[Start of Attachment]

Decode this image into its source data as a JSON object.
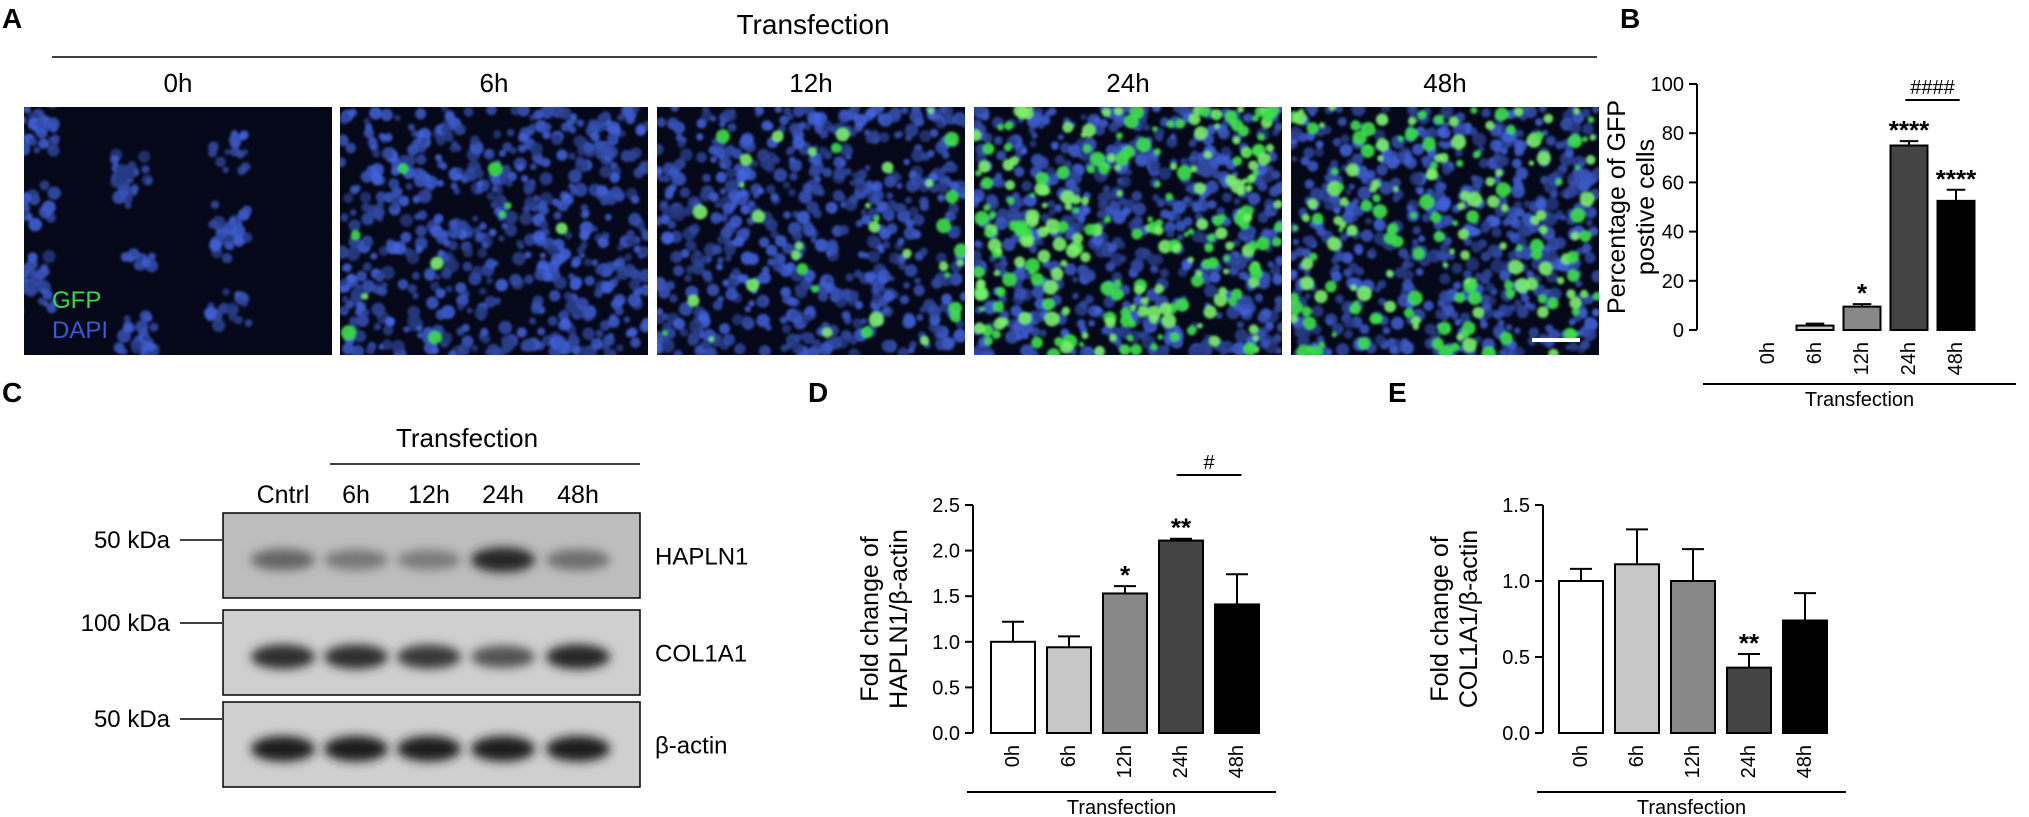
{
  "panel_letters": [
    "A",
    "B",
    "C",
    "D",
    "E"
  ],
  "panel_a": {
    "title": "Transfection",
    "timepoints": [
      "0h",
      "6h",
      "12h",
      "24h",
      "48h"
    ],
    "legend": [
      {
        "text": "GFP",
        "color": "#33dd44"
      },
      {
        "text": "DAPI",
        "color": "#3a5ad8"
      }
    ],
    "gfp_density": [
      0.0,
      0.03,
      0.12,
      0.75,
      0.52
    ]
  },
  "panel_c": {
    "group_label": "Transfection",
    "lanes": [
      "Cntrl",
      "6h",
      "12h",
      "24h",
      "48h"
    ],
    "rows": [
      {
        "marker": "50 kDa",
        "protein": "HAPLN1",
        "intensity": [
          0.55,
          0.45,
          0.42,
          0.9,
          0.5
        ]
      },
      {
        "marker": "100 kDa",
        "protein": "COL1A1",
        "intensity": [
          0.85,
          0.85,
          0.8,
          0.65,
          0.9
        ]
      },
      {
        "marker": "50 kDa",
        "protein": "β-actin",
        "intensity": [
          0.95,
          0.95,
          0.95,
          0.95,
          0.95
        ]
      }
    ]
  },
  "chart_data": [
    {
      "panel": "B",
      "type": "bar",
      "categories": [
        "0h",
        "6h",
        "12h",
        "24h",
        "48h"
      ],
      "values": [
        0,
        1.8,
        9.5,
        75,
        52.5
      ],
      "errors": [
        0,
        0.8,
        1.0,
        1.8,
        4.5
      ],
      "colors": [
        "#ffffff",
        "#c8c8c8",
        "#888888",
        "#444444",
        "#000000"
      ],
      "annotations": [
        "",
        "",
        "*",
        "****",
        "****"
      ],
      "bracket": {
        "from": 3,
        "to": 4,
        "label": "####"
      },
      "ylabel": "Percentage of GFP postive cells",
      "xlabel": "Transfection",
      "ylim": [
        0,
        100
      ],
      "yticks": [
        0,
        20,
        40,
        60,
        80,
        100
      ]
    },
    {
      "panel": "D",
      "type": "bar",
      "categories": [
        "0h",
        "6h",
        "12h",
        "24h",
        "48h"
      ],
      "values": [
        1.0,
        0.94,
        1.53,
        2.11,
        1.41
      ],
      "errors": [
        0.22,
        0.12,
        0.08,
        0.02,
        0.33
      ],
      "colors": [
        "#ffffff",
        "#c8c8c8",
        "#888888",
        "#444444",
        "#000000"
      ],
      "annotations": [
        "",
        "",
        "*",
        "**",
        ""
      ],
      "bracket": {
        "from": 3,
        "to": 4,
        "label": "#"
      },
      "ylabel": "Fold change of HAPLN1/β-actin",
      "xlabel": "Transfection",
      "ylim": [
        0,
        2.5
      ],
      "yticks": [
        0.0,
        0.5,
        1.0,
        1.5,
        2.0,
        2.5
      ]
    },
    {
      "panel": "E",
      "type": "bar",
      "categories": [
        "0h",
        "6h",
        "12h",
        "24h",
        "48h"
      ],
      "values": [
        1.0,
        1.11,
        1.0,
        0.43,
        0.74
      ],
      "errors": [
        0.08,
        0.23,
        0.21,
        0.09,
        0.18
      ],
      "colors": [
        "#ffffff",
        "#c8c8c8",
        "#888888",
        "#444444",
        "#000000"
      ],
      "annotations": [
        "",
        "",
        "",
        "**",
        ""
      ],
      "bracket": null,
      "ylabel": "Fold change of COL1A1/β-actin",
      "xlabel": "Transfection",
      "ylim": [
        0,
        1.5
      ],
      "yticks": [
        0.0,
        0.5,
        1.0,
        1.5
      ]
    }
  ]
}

[End of Attachment]

(What the exercise asks) Without including any picture, write out the material above exactly.

(Solution for this exercise)
Decode this image into its source data as a JSON object.
{
  "panel_letters": [
    "A",
    "B",
    "C",
    "D",
    "E"
  ],
  "panel_a": {
    "title": "Transfection",
    "timepoints": [
      "0h",
      "6h",
      "12h",
      "24h",
      "48h"
    ],
    "legend": [
      {
        "text": "GFP",
        "color": "#33dd44"
      },
      {
        "text": "DAPI",
        "color": "#3a5ad8"
      }
    ],
    "gfp_density": [
      0.0,
      0.03,
      0.12,
      0.75,
      0.52
    ]
  },
  "panel_c": {
    "group_label": "Transfection",
    "lanes": [
      "Cntrl",
      "6h",
      "12h",
      "24h",
      "48h"
    ],
    "rows": [
      {
        "marker": "50 kDa",
        "protein": "HAPLN1",
        "intensity": [
          0.55,
          0.45,
          0.42,
          0.9,
          0.5
        ]
      },
      {
        "marker": "100 kDa",
        "protein": "COL1A1",
        "intensity": [
          0.85,
          0.85,
          0.8,
          0.65,
          0.9
        ]
      },
      {
        "marker": "50 kDa",
        "protein": "β-actin",
        "intensity": [
          0.95,
          0.95,
          0.95,
          0.95,
          0.95
        ]
      }
    ]
  },
  "chart_data": [
    {
      "panel": "B",
      "type": "bar",
      "categories": [
        "0h",
        "6h",
        "12h",
        "24h",
        "48h"
      ],
      "values": [
        0,
        1.8,
        9.5,
        75,
        52.5
      ],
      "errors": [
        0,
        0.8,
        1.0,
        1.8,
        4.5
      ],
      "colors": [
        "#ffffff",
        "#c8c8c8",
        "#888888",
        "#444444",
        "#000000"
      ],
      "annotations": [
        "",
        "",
        "*",
        "****",
        "****"
      ],
      "bracket": {
        "from": 3,
        "to": 4,
        "label": "####"
      },
      "ylabel": "Percentage of GFP postive cells",
      "xlabel": "Transfection",
      "ylim": [
        0,
        100
      ],
      "yticks": [
        0,
        20,
        40,
        60,
        80,
        100
      ]
    },
    {
      "panel": "D",
      "type": "bar",
      "categories": [
        "0h",
        "6h",
        "12h",
        "24h",
        "48h"
      ],
      "values": [
        1.0,
        0.94,
        1.53,
        2.11,
        1.41
      ],
      "errors": [
        0.22,
        0.12,
        0.08,
        0.02,
        0.33
      ],
      "colors": [
        "#ffffff",
        "#c8c8c8",
        "#888888",
        "#444444",
        "#000000"
      ],
      "annotations": [
        "",
        "",
        "*",
        "**",
        ""
      ],
      "bracket": {
        "from": 3,
        "to": 4,
        "label": "#"
      },
      "ylabel": "Fold change of HAPLN1/β-actin",
      "xlabel": "Transfection",
      "ylim": [
        0,
        2.5
      ],
      "yticks": [
        0.0,
        0.5,
        1.0,
        1.5,
        2.0,
        2.5
      ]
    },
    {
      "panel": "E",
      "type": "bar",
      "categories": [
        "0h",
        "6h",
        "12h",
        "24h",
        "48h"
      ],
      "values": [
        1.0,
        1.11,
        1.0,
        0.43,
        0.74
      ],
      "errors": [
        0.08,
        0.23,
        0.21,
        0.09,
        0.18
      ],
      "colors": [
        "#ffffff",
        "#c8c8c8",
        "#888888",
        "#444444",
        "#000000"
      ],
      "annotations": [
        "",
        "",
        "",
        "**",
        ""
      ],
      "bracket": null,
      "ylabel": "Fold change of COL1A1/β-actin",
      "xlabel": "Transfection",
      "ylim": [
        0,
        1.5
      ],
      "yticks": [
        0.0,
        0.5,
        1.0,
        1.5
      ]
    }
  ]
}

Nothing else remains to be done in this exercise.